DESCRIPTION OF THE TASK: Could you write out the records below exactly as they appear?

THE DATA:
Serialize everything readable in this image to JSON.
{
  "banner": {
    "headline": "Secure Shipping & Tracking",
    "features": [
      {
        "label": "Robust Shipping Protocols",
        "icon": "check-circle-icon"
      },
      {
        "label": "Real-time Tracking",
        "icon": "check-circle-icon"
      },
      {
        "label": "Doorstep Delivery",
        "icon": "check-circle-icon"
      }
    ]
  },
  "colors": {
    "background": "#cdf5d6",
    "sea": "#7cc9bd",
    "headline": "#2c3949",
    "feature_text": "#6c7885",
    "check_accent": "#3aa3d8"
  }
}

ANSWER IN FULL:
Serialize everything readable in this image to JSON.
{
  "banner": {
    "headline": "Secure Shipping & Tracking",
    "features": [
      {
        "label": "Robust Shipping Protocols",
        "icon": "check-circle-icon"
      },
      {
        "label": "Real-time Tracking",
        "icon": "check-circle-icon"
      },
      {
        "label": "Doorstep Delivery",
        "icon": "check-circle-icon"
      }
    ]
  },
  "colors": {
    "background": "#cdf5d6",
    "sea": "#7cc9bd",
    "headline": "#2c3949",
    "feature_text": "#6c7885",
    "check_accent": "#3aa3d8"
  }
}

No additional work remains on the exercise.